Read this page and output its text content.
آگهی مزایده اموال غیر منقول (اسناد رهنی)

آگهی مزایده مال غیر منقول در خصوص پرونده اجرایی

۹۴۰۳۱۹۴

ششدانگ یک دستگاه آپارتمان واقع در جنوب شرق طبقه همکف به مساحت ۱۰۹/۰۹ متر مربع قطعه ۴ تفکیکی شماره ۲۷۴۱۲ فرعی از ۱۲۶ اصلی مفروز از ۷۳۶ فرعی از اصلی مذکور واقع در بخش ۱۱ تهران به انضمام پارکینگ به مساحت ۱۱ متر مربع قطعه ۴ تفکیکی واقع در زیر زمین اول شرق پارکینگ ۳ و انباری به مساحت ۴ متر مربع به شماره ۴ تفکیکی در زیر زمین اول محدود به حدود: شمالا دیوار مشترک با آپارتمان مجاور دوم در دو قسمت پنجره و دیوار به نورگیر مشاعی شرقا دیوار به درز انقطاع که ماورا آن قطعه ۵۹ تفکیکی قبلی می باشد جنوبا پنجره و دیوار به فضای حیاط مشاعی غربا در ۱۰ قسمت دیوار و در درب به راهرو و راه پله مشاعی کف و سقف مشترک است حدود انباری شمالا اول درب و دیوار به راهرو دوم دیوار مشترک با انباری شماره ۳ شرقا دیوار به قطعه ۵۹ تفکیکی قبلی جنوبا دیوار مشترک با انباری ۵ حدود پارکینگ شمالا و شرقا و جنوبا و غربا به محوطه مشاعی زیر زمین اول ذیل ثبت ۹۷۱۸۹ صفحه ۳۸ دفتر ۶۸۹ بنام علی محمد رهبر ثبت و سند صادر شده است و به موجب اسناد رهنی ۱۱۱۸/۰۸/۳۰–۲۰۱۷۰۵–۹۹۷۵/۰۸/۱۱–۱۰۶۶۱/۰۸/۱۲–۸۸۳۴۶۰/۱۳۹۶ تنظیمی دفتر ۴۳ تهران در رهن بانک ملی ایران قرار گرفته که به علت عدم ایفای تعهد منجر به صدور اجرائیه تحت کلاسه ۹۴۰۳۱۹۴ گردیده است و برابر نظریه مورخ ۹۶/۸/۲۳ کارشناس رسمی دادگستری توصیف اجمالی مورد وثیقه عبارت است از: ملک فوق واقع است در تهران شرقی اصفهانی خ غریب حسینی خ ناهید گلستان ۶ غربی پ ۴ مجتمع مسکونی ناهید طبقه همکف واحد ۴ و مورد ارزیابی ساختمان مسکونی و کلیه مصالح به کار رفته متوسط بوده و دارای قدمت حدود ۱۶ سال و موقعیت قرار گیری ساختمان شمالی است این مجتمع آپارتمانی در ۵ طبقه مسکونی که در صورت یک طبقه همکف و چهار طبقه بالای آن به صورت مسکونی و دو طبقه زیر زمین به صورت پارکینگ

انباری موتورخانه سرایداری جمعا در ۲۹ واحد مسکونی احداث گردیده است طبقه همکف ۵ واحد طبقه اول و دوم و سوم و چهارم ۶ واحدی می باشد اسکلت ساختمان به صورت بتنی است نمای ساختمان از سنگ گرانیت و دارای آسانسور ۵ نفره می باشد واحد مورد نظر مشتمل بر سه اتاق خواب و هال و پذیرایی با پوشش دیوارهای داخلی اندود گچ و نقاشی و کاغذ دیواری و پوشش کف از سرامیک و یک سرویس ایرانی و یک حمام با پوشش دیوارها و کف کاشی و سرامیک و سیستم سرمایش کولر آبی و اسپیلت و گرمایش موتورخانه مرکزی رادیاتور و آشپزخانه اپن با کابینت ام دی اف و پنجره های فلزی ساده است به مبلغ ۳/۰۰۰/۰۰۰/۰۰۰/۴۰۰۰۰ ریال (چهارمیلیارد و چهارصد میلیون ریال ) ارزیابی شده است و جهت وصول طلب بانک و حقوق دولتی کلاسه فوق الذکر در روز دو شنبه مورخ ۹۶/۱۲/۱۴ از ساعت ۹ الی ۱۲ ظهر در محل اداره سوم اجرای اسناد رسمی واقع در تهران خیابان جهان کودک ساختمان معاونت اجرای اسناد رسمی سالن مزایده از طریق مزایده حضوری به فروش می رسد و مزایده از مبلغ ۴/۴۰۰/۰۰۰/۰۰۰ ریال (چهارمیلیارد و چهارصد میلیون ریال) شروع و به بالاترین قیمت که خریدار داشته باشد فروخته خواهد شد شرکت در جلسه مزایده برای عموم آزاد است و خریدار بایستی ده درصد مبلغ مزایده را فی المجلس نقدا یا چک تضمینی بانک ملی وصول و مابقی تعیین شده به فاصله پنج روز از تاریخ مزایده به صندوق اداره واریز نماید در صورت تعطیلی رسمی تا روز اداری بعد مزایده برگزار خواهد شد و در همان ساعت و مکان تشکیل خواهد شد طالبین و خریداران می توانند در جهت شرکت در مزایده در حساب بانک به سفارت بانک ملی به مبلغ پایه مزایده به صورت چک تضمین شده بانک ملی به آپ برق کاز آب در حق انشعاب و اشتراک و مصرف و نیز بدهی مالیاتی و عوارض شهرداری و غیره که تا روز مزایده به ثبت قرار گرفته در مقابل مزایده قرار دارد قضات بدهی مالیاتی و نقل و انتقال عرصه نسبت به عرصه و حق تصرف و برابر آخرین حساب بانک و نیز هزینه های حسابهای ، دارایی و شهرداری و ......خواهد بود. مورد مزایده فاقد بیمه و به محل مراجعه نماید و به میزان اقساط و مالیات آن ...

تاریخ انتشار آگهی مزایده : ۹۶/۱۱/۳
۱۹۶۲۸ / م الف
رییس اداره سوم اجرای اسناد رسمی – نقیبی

:: What is asked ::
Every entry must be quoted exactly as it appears above.

:: Response ::
Read this page and output its text content.
آگهی مزایده اموال غیر منقول (اسناد رهنی)

آگهی مزایده مال غیر منقول در خصوص پرونده اجرایی

۹۴۰۳۱۹۴

ششدانگ یک دستگاه آپارتمان واقع در جنوب شرق طبقه همکف به مساحت ۱۰۹/۰۹ متر مربع قطعه ۴ تفکیکی شماره ۲۷۴۱۲ فرعی از ۱۲۶ اصلی مفروز از ۷۳۶ فرعی از اصلی مذکور واقع در بخش ۱۱ تهران به انضمام پارکینگ به مساحت ۱۱ متر مربع قطعه ۴ تفکیکی واقع در زیر زمین اول شرق پارکینگ ۳ و انباری به مساحت ۴ متر مربع به شماره ۴ تفکیکی در زیر زمین اول محدود به حدود: شمالا دیوار مشترک با آپارتمان مجاور دوم در دو قسمت پنجره و دیوار به نورگیر مشاعی شرقا دیوار به درز انقطاع که ماورا آن قطعه ۵۹ تفکیکی قبلی می باشد جنوبا پنجره و دیوار به فضای حیاط مشاعی غربا در ۱۰ قسمت دیوار و در درب به راهرو و راه پله مشاعی کف و سقف مشترک است حدود انباری شمالا اول درب و دیوار به راهرو دوم دیوار مشترک با انباری شماره ۳ شرقا دیوار به قطعه ۵۹ تفکیکی قبلی جنوبا دیوار مشترک با انباری ۵ حدود پارکینگ شمالا و شرقا و جنوبا و غربا به محوطه مشاعی زیر زمین اول ذیل ثبت ۹۷۱۸۹ صفحه ۳۸ دفتر ۶۸۹ بنام علی محمد رهبر ثبت و سند صادر شده است و به موجب اسناد رهنی ۱۱۱۸/۰۸/۳۰–۲۰۱۷۰۵–۹۹۷۵/۰۸/۱۱–۱۰۶۶۱/۰۸/۱۲–۸۸۳۴۶۰/۱۳۹۶ تنظیمی دفتر ۴۳ تهران در رهن بانک ملی ایران قرار گرفته که به علت عدم ایفای تعهد منجر به صدور اجرائیه تحت کلاسه ۹۴۰۳۱۹۴ گردیده است و برابر نظریه مورخ ۹۶/۸/۲۳ کارشناس رسمی دادگستری توصیف اجمالی مورد وثیقه عبارت است از: ملک فوق واقع است در تهران شرقی اصفهانی خ غریب حسینی خ ناهید گلستان ۶ غربی پ ۴ مجتمع مسکونی ناهید طبقه همکف واحد ۴ و مورد ارزیابی ساختمان مسکونی و کلیه مصالح به کار رفته متوسط بوده و دارای قدمت حدود ۱۶ سال و موقعیت قرار گیری ساختمان شمالی است این مجتمع آپارتمانی در ۵ طبقه مسکونی که در صورت یک طبقه همکف و چهار طبقه بالای آن به صورت مسکونی و دو طبقه زیر زمین به صورت پارکینگ

انباری موتورخانه سرایداری جمعا در ۲۹ واحد مسکونی احداث گردیده است طبقه همکف ۵ واحد طبقه اول و دوم و سوم و چهارم ۶ واحدی می باشد اسکلت ساختمان به صورت بتنی است نمای ساختمان از سنگ گرانیت و دارای آسانسور ۵ نفره می باشد واحد مورد نظر مشتمل بر سه اتاق خواب و هال و پذیرایی با پوشش دیوارهای داخلی اندود گچ و نقاشی و کاغذ دیواری و پوشش کف از سرامیک و یک سرویس ایرانی و یک حمام با پوشش دیوارها و کف کاشی و سرامیک و سیستم سرمایش کولر آبی و اسپیلت و گرمایش موتورخانه مرکزی رادیاتور و آشپزخانه اپن با کابینت ام دی اف و پنجره های فلزی ساده است به مبلغ ۳/۰۰۰/۰۰۰/۰۰۰/۴۰۰۰۰ ریال (چهارمیلیارد و چهارصد میلیون ریال ) ارزیابی شده است و جهت وصول طلب بانک و حقوق دولتی کلاسه فوق الذکر در روز دو شنبه مورخ ۹۶/۱۲/۱۴ از ساعت ۹ الی ۱۲ ظهر در محل اداره سوم اجرای اسناد رسمی واقع در تهران خیابان جهان کودک ساختمان معاونت اجرای اسناد رسمی سالن مزایده از طریق مزایده حضوری به فروش می رسد و مزایده از مبلغ ۴/۴۰۰/۰۰۰/۰۰۰ ریال (چهارمیلیارد و چهارصد میلیون ریال) شروع و به بالاترین قیمت که خریدار داشته باشد فروخته خواهد شد شرکت در جلسه مزایده برای عموم آزاد است و خریدار بایستی ده درصد مبلغ مزایده را فی المجلس نقدا یا چک تضمینی بانک ملی وصول و مابقی تعیین شده به فاصله پنج روز از تاریخ مزایده به صندوق اداره واریز نماید در صورت تعطیلی رسمی تا روز اداری بعد مزایده برگزار خواهد شد و در همان ساعت و مکان تشکیل خواهد شد طالبین و خریداران می توانند در جهت شرکت در مزایده در حساب بانک به سفارت بانک ملی به مبلغ پایه مزایده به صورت چک تضمین شده بانک ملی به آپ برق کاز آب در حق انشعاب و اشتراک و مصرف و نیز بدهی مالیاتی و عوارض شهرداری و غیره که تا روز مزایده به ثبت قرار گرفته در مقابل مزایده قرار دارد قضات بدهی مالیاتی و نقل و انتقال عرصه نسبت به عرصه و حق تصرف و برابر آخرین حساب بانک و نیز هزینه های حسابهای ، دارایی و شهرداری و ......خواهد بود. مورد مزایده فاقد بیمه و به محل مراجعه نماید و به میزان اقساط و مالیات آن ...

تاریخ انتشار آگهی مزایده : ۹۶/۱۱/۳
۱۹۶۲۸ / م الف
رییس اداره سوم اجرای اسناد رسمی – نقیبی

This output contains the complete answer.